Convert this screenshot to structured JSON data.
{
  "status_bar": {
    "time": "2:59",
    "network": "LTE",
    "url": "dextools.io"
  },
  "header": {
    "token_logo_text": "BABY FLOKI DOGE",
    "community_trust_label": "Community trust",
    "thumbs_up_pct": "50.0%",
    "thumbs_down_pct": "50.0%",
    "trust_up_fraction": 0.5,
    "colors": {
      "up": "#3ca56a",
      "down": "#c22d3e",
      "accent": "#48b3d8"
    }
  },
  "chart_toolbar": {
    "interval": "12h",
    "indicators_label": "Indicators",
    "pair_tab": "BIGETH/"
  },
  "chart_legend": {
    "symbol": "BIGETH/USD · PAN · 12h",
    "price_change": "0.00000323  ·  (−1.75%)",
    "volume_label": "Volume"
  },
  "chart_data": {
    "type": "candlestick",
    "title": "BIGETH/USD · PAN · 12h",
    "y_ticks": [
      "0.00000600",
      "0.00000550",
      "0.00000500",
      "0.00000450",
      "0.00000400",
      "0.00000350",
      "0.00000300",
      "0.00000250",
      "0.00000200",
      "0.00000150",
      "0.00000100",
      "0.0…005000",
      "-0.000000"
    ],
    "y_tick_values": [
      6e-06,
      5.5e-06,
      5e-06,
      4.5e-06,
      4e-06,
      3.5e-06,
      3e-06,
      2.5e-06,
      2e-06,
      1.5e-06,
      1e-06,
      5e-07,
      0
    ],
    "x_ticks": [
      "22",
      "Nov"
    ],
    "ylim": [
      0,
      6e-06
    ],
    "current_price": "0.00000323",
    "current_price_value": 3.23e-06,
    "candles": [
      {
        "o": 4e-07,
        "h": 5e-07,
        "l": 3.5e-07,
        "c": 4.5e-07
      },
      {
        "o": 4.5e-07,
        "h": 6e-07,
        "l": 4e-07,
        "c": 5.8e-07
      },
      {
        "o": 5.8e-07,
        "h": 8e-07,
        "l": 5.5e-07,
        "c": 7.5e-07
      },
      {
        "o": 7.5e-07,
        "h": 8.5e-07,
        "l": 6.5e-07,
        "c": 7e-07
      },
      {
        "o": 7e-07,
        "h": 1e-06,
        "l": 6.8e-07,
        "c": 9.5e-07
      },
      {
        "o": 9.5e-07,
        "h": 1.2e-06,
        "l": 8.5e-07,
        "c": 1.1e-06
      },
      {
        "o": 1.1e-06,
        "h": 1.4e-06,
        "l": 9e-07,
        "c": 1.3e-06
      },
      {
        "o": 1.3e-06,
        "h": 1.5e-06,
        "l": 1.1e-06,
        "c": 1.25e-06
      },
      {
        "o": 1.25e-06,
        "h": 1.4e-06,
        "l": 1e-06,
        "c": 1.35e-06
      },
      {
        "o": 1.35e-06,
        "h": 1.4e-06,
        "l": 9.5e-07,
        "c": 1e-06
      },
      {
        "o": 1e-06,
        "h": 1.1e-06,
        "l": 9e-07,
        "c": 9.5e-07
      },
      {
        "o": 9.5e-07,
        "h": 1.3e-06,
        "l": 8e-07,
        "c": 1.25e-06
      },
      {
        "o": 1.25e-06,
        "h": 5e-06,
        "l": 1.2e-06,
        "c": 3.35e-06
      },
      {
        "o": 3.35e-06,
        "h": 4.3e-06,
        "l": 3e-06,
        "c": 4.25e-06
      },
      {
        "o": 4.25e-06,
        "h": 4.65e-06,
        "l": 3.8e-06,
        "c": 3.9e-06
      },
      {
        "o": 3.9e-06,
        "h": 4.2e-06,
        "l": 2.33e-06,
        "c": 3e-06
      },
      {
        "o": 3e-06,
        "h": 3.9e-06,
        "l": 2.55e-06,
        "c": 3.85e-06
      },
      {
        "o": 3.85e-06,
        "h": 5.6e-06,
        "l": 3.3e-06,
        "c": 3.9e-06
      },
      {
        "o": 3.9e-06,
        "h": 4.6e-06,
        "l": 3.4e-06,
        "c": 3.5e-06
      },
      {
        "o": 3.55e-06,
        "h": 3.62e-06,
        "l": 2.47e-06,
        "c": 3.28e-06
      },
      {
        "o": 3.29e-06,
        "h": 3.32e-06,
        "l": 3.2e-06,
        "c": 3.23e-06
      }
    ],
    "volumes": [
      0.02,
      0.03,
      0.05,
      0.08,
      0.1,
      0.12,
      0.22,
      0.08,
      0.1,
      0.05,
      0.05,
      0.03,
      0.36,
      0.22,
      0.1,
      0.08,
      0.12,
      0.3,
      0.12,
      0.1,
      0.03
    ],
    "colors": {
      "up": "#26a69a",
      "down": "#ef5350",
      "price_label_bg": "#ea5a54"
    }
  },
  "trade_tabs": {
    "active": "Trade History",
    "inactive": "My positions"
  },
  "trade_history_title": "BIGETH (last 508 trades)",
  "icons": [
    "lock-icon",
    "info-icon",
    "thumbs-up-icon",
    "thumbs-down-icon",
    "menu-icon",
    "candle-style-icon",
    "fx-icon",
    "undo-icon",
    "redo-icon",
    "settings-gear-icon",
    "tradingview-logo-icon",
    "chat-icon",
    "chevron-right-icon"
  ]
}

────────────────────

_EXERCISE_
Reproduce the records above exactly as they appear.

_SOLUTION TO THIS EXERCISE_
Convert this screenshot to structured JSON data.
{
  "status_bar": {
    "time": "2:59",
    "network": "LTE",
    "url": "dextools.io"
  },
  "header": {
    "token_logo_text": "BABY FLOKI DOGE",
    "community_trust_label": "Community trust",
    "thumbs_up_pct": "50.0%",
    "thumbs_down_pct": "50.0%",
    "trust_up_fraction": 0.5,
    "colors": {
      "up": "#3ca56a",
      "down": "#c22d3e",
      "accent": "#48b3d8"
    }
  },
  "chart_toolbar": {
    "interval": "12h",
    "indicators_label": "Indicators",
    "pair_tab": "BIGETH/"
  },
  "chart_legend": {
    "symbol": "BIGETH/USD · PAN · 12h",
    "price_change": "0.00000323  ·  (−1.75%)",
    "volume_label": "Volume"
  },
  "chart_data": {
    "type": "candlestick",
    "title": "BIGETH/USD · PAN · 12h",
    "y_ticks": [
      "0.00000600",
      "0.00000550",
      "0.00000500",
      "0.00000450",
      "0.00000400",
      "0.00000350",
      "0.00000300",
      "0.00000250",
      "0.00000200",
      "0.00000150",
      "0.00000100",
      "0.0…005000",
      "-0.000000"
    ],
    "y_tick_values": [
      6e-06,
      5.5e-06,
      5e-06,
      4.5e-06,
      4e-06,
      3.5e-06,
      3e-06,
      2.5e-06,
      2e-06,
      1.5e-06,
      1e-06,
      5e-07,
      0
    ],
    "x_ticks": [
      "22",
      "Nov"
    ],
    "ylim": [
      0,
      6e-06
    ],
    "current_price": "0.00000323",
    "current_price_value": 3.23e-06,
    "candles": [
      {
        "o": 4e-07,
        "h": 5e-07,
        "l": 3.5e-07,
        "c": 4.5e-07
      },
      {
        "o": 4.5e-07,
        "h": 6e-07,
        "l": 4e-07,
        "c": 5.8e-07
      },
      {
        "o": 5.8e-07,
        "h": 8e-07,
        "l": 5.5e-07,
        "c": 7.5e-07
      },
      {
        "o": 7.5e-07,
        "h": 8.5e-07,
        "l": 6.5e-07,
        "c": 7e-07
      },
      {
        "o": 7e-07,
        "h": 1e-06,
        "l": 6.8e-07,
        "c": 9.5e-07
      },
      {
        "o": 9.5e-07,
        "h": 1.2e-06,
        "l": 8.5e-07,
        "c": 1.1e-06
      },
      {
        "o": 1.1e-06,
        "h": 1.4e-06,
        "l": 9e-07,
        "c": 1.3e-06
      },
      {
        "o": 1.3e-06,
        "h": 1.5e-06,
        "l": 1.1e-06,
        "c": 1.25e-06
      },
      {
        "o": 1.25e-06,
        "h": 1.4e-06,
        "l": 1e-06,
        "c": 1.35e-06
      },
      {
        "o": 1.35e-06,
        "h": 1.4e-06,
        "l": 9.5e-07,
        "c": 1e-06
      },
      {
        "o": 1e-06,
        "h": 1.1e-06,
        "l": 9e-07,
        "c": 9.5e-07
      },
      {
        "o": 9.5e-07,
        "h": 1.3e-06,
        "l": 8e-07,
        "c": 1.25e-06
      },
      {
        "o": 1.25e-06,
        "h": 5e-06,
        "l": 1.2e-06,
        "c": 3.35e-06
      },
      {
        "o": 3.35e-06,
        "h": 4.3e-06,
        "l": 3e-06,
        "c": 4.25e-06
      },
      {
        "o": 4.25e-06,
        "h": 4.65e-06,
        "l": 3.8e-06,
        "c": 3.9e-06
      },
      {
        "o": 3.9e-06,
        "h": 4.2e-06,
        "l": 2.33e-06,
        "c": 3e-06
      },
      {
        "o": 3e-06,
        "h": 3.9e-06,
        "l": 2.55e-06,
        "c": 3.85e-06
      },
      {
        "o": 3.85e-06,
        "h": 5.6e-06,
        "l": 3.3e-06,
        "c": 3.9e-06
      },
      {
        "o": 3.9e-06,
        "h": 4.6e-06,
        "l": 3.4e-06,
        "c": 3.5e-06
      },
      {
        "o": 3.55e-06,
        "h": 3.62e-06,
        "l": 2.47e-06,
        "c": 3.28e-06
      },
      {
        "o": 3.29e-06,
        "h": 3.32e-06,
        "l": 3.2e-06,
        "c": 3.23e-06
      }
    ],
    "volumes": [
      0.02,
      0.03,
      0.05,
      0.08,
      0.1,
      0.12,
      0.22,
      0.08,
      0.1,
      0.05,
      0.05,
      0.03,
      0.36,
      0.22,
      0.1,
      0.08,
      0.12,
      0.3,
      0.12,
      0.1,
      0.03
    ],
    "colors": {
      "up": "#26a69a",
      "down": "#ef5350",
      "price_label_bg": "#ea5a54"
    }
  },
  "trade_tabs": {
    "active": "Trade History",
    "inactive": "My positions"
  },
  "trade_history_title": "BIGETH (last 508 trades)",
  "icons": [
    "lock-icon",
    "info-icon",
    "thumbs-up-icon",
    "thumbs-down-icon",
    "menu-icon",
    "candle-style-icon",
    "fx-icon",
    "undo-icon",
    "redo-icon",
    "settings-gear-icon",
    "tradingview-logo-icon",
    "chat-icon",
    "chevron-right-icon"
  ]
}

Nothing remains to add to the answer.